Written task 1
Can you summarize the forum thread on graphing solves in two sentences?

Page
■ ■ ■ ■ ■ ■ ■
# Graphing solves



## Duncan Bannon (Apr 10, 2018)

Is there a timer/website in which it does a graph of all my solve from oldest to newest. Where each solve is graphed and I can see improvement over the X time? Thanks


----------



## Underwatercuber (Apr 10, 2018)

I use google sheets for my 3bld sessions, I just link up the columns so I can see my improvement over time in overall speed, memo speed, execution speed and accuracy.

Edit: there is a time trend is a tool in Cs timer which shows a graph of your progression.


----------



## Duncan Bannon (Apr 10, 2018)

Underwatercuber said:


> I use google sheets for my 3bld sessions, I just link up the columns so I can see my improvement over time in overall speed, memo speed, execution speed and accuracy.


Do you have to enter times manualy? I plan to do 2x2 ao1000. So entering 1000 times would stink.


----------



## ducttapecuber (Apr 10, 2018)

Cubemania does that.


----------



## Duncan Bannon (Apr 10, 2018)

I just created an account at Cubemania. Ill do and ao100 and see how it works. How do you reset a session?


----------



## Thom S. (Apr 10, 2018)

My Android Timer does that, but I think that doesn't help you


----------



## Mr.Roux86 (Apr 11, 2018)

CStimer does enter your times automatically. It is very useful. I had a session of about 2500 solves and a time trend that showed times even when I still used CFOP. But I accidentally deleted it lol.


----------



## Duncan Bannon (Apr 11, 2018)

How do you view it then?


----------



## Sue Doenim (Apr 11, 2018)

It's in tools.


----------



## Duncan Bannon (Apr 11, 2018)

I just played around with it, do you mean time distribution or time trend or other?

E-Oooh trend. Thanks!


----------



## AlphaSheep (Apr 11, 2018)

Duncan Bannon said:


> Is there a timer/website in which it does a graph of all my solve from oldest to newest. Where each solve is graphed and I can see improvement over the X time? Thanks


Any timer that let's you copy your time out will work. You can then copy them into any software to plot graphs.

I used to do that, but now I have an automated system which extracts the times directly from Prisma on my computer and PlusTimer on my phone, links directly to the WCA database and then plots them in Python to produce this:


----------



## tristof (Oct 9, 2021)

AlphaSheep said:


> Any timer that let's you copy your time out will work. You can then copy them into any software to plot graphs.
> 
> I used to do that, but now I have an automated system which extracts the times directly from Prisma on my computer and PlusTimer on my phone, links directly to the WCA database and then plots them in Python to produce this:


That looks very nice and exactly what I need. Would you be willing to share your python script? Or is it somewhere on GitLab or other versioning system? Thanks!


----------



## abunickabhi (Oct 9, 2021)

Duncan Bannon said:


> Is there a timer/website in which it does a graph of all my solve from oldest to newest. Where each solve is graphed and I can see improvement over the X time? Thanks


I just use a highly tailored google sheets to track my BLD solves. There is a lot that you can do with spreadsheets. You never know.


----------
■ ■ ■ ■ ■ ■ ■
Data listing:
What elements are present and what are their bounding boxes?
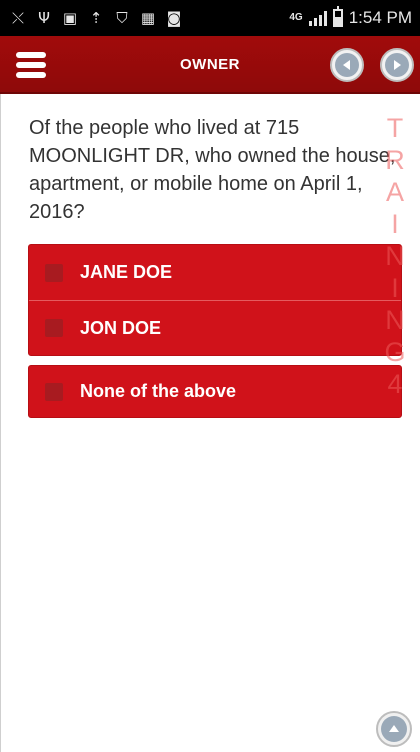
scroll-top-button[interactable] bbox=[376, 711, 412, 747]
notification-icons: ⤬ Ψ ▣ ⇡ ⛉ ▦ ◙ bbox=[10, 10, 182, 26]
app-bar: OWNER bbox=[0, 36, 420, 94]
none-option-group: None of the above bbox=[28, 365, 402, 418]
signal-icon bbox=[308, 10, 327, 26]
arrow-up-icon bbox=[389, 725, 399, 732]
owner-options: JANE DOE JON DOE bbox=[28, 244, 402, 356]
option-jane-doe[interactable]: JANE DOE bbox=[29, 245, 401, 300]
camera-icon: ◙ bbox=[166, 8, 182, 27]
question-text: Of the people who lived at 715 MOONLIGHT… bbox=[29, 117, 396, 223]
option-none-of-the-above[interactable]: None of the above bbox=[29, 366, 401, 417]
option-label: JANE DOE bbox=[80, 262, 173, 282]
battery-icon bbox=[332, 6, 343, 27]
system-status: 4G 1:54 PM bbox=[289, 6, 412, 28]
missed-call-icon: ⤬ bbox=[11, 8, 24, 27]
image-icon: ▣ bbox=[62, 8, 78, 27]
option-label: JON DOE bbox=[80, 317, 162, 338]
usb-icon: Ψ bbox=[38, 8, 50, 27]
status-bar: ⤬ Ψ ▣ ⇡ ⛉ ▦ ◙ 4G 1:54 PM bbox=[0, 0, 420, 36]
network-type: 4G bbox=[289, 12, 303, 23]
checkbox[interactable] bbox=[45, 382, 63, 401]
option-label: None of the above bbox=[80, 381, 237, 401]
question-screen: Of the people who lived at 715 MOONLIGHT… bbox=[0, 94, 420, 752]
option-jon-doe[interactable]: JON DOE bbox=[29, 300, 401, 355]
clock: 1:54 PM bbox=[348, 8, 412, 27]
checkbox[interactable] bbox=[45, 263, 63, 282]
next-button[interactable] bbox=[380, 48, 414, 82]
arrow-right-icon bbox=[394, 60, 401, 70]
arrow-left-icon bbox=[343, 60, 350, 70]
apps-icon: ▦ bbox=[140, 8, 156, 27]
checkbox[interactable] bbox=[45, 319, 63, 337]
upload-icon: ⇡ bbox=[89, 8, 103, 27]
previous-button[interactable] bbox=[330, 48, 364, 82]
shield-icon: ⛉ bbox=[116, 8, 128, 27]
■ ■ ■ ■ ■ ■ ■
Written task 2
Print everything in the rows from the line containing "scroll-top-button[interactable] bbox=[376, 711, 412, 747]" down to the line containing "signal-icon bbox=[308, 10, 327, 26]", both included.

Task result 1
A user asks for a timer or website that graphs every solve from oldest to newest to show improvement over time. Replies suggest Google Sheets, Cubemania, CStimer's time trend tool (which records times automatically), and copying times out of any timer into software to plot graphs, with one poster describing an automated system that plots the times in Python.

Task result 2
scroll-top-button[interactable] bbox=[376, 711, 412, 747]
notification-icons: ⤬ Ψ ▣ ⇡ ⛉ ▦ ◙ bbox=[10, 10, 182, 26]
app-bar: OWNER bbox=[0, 36, 420, 94]
none-option-group: None of the above bbox=[28, 365, 402, 418]
signal-icon bbox=[308, 10, 327, 26]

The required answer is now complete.